Recours accru à l’intérim
Cette problématique de l’attractivité est particulièrement saillante pour les médecins, les aides-soignantes et les infirmiers, la fonction publique hospitalière connaissant les mêmes difficultés que le secteur privé. Ces tensions récurrentes ont un impact significatif sur la politique RH des établissements de santé publics, ces difficultés à recruter pouvant s’accompagner d’un recours accru à l’intérim – même s’il reste faible comparé aux autres types d’embauches.
Le rapport s’attarde également sur les postes vacants, « qui se multiplient dans la fonction publique hospitalière ». Si l’on sait qu’un poste sur trois environ n’est pas pourvu chez les praticiens hospitaliers (données du CNG) – et parfois beaucoup plus dans certaines spécialités – l’étude des effectifs d’aides-soignants et d’infirmiers montre aussi que la hausse du nombre de fonctionnaires en équivalent temps plein (ETP) pour la période 2019-2022 (+3 %) n’a pas permis pas de réduire la proportion de postes vacants dans ces métiers. En cause : l’augmentation nécessaire dans le même temps par les hôpitaux de « leurs objectifs de recrutement pour répondre à la demande de soins (dégradation de l’état de santé de patients plus lourds) et à la réorganisation des prises en charge ». En avril 2022, 2,5 % des postes d’aides-soignants et 5,7 % des postes d’infirmiers sont toujours vacants.
Le rapport s’intéresse également aux absences pour raison de santé, qui « semblent être revenues, dans les CHU, à un niveau plus proche de celui de la période antérieure à la crise sanitaire ».

La retraite, la panacée ?
France Stratégie interroge ensuite les conditions de travail et le ressenti des personnels hospitaliers, en se fondant sur une étude de janvier 2023. À la question « Vu tous mes efforts, je reçois le respect et l’estime que mérite mon travail », 43 % des personnels de la fonction publique hospitalière ne sont pas d’accord ou pas du tout d’accord. Parmi les médecins, 66 % seulement se déclarent « reconnus » dans le public contre 77 % dans le privé.
----
Prolongez l'extrait sur le personnel de la fonction publique hospitalière à partir de sa dernière phrase.

> **Données d'analyse de la mise en page**:
----
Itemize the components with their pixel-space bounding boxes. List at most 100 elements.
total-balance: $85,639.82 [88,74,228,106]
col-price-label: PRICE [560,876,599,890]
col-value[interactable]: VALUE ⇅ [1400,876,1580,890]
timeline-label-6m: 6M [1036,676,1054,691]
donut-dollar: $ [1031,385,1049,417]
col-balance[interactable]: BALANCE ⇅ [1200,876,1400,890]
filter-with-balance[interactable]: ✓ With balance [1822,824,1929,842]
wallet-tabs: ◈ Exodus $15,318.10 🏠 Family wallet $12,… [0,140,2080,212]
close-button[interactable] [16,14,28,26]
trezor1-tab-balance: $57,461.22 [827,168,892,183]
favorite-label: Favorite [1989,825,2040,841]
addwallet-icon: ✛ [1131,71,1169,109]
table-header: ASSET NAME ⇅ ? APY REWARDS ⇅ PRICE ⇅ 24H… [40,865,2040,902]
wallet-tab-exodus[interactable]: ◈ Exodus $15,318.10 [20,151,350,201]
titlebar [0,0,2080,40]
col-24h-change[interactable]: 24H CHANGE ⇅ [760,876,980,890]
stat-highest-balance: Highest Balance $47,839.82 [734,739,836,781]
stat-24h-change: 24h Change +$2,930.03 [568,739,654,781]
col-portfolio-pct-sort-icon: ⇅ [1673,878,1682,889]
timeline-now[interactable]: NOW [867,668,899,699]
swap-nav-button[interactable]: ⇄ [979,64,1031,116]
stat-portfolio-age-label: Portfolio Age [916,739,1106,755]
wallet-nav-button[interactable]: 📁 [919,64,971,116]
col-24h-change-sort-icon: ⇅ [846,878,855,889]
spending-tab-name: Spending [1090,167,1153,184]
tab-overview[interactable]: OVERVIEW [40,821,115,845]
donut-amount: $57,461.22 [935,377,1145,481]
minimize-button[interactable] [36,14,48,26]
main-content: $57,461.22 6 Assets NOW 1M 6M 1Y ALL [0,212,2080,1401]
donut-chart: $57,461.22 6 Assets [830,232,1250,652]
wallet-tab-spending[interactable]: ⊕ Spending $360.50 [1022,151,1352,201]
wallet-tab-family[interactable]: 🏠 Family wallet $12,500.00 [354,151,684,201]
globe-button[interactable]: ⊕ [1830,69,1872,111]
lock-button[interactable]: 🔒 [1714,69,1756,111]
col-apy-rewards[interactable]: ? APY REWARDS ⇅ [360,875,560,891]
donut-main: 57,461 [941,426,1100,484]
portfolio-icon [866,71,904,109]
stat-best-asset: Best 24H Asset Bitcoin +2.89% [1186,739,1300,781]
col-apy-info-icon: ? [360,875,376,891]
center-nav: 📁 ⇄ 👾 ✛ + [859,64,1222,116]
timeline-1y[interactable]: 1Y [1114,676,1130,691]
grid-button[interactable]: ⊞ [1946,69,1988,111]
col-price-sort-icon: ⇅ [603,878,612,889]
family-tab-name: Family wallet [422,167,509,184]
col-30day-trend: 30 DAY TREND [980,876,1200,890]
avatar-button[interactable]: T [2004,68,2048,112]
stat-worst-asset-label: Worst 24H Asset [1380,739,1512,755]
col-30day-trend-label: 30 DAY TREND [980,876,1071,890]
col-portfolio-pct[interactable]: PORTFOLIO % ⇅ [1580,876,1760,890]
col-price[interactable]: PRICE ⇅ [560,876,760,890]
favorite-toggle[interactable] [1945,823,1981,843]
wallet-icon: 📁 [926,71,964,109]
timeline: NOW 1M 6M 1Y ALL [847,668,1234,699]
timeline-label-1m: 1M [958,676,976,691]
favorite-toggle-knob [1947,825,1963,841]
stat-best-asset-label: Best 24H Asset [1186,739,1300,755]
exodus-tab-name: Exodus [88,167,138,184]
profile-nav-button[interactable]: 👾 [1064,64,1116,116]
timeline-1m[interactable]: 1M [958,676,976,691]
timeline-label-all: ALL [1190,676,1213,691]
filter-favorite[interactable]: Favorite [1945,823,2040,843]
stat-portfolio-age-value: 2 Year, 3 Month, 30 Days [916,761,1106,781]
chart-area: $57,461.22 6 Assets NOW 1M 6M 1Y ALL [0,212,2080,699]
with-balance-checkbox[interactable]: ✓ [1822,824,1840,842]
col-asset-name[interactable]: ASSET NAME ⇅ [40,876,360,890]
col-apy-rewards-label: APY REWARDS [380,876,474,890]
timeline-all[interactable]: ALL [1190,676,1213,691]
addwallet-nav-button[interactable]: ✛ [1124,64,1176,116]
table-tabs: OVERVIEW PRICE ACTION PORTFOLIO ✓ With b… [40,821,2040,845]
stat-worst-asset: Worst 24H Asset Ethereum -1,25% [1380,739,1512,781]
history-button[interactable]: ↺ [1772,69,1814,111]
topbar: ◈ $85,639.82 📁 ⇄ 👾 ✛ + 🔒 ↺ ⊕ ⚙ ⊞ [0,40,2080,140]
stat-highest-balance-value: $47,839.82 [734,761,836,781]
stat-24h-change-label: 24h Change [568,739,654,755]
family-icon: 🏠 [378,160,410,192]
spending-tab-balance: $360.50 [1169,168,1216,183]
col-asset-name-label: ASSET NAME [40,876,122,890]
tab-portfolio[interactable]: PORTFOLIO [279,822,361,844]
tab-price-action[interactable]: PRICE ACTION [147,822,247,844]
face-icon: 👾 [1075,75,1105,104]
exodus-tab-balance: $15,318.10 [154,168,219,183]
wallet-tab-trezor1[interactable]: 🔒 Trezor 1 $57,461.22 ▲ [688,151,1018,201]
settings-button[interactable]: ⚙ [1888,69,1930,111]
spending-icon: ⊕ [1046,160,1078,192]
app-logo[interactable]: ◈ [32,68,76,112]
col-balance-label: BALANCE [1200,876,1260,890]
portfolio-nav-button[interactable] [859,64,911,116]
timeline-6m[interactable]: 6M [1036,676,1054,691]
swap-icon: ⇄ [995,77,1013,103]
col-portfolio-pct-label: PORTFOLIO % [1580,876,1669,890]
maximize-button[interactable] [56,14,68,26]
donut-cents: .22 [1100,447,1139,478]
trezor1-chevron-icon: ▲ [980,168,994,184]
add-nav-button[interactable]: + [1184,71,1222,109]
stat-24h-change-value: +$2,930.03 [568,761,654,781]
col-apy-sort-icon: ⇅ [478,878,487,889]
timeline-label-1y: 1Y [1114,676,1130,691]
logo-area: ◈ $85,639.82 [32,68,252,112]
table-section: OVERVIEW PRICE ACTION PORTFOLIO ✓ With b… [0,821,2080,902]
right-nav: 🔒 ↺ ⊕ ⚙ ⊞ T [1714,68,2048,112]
----
> **RÉPONSE**:
Enfin, France Stratégie insiste sur la nécessité de « fidéliser jusqu’à la retraite » les fonctionnaires des trois branches. Pour les métiers mixtes (que l’on retrouve dans le public et dans le privé), les résultats sont généralement légèrement en faveur du public « sauf pour les métiers de soignants pour lesquels les salariés du privé déclarent être bien plus en capacité de rester jusqu’à la retraite », lit-on. C’est le cas à 45 % chez les infirmiers (contre 38 % dans le public) et à 77 % pour les médecins (contre 65 % dans le public).
* service rattaché au Premier ministre chargé de l’évaluation des politiques publiques
Les aides-soignants, précaires mais mieux payés dans le public
Les aides-soignants sont plus nombreux et mieux payés dans le public (385 000 agents) que dans le privé (352 000 agents). À l’hôpital, ils perçoivent un revenu annuel net moyen de 19 900 euros contre 12 605 euros dans le privé. Dans les deux secteurs, le recours aux CDD est fort, mais il est bien plus prononcé dans le public. Les aides-soignants du secteur public (66 %) sont plus sujets aux contraintes physiques que ceux du privé (56 %) et surtout que l’ensemble des salariés (36 %). Comme ceux du privé, les aides-soignants du public se sentent moins capables de conserver leur travail jusqu’à la retraite (48 %) que le reste de la population (57 %).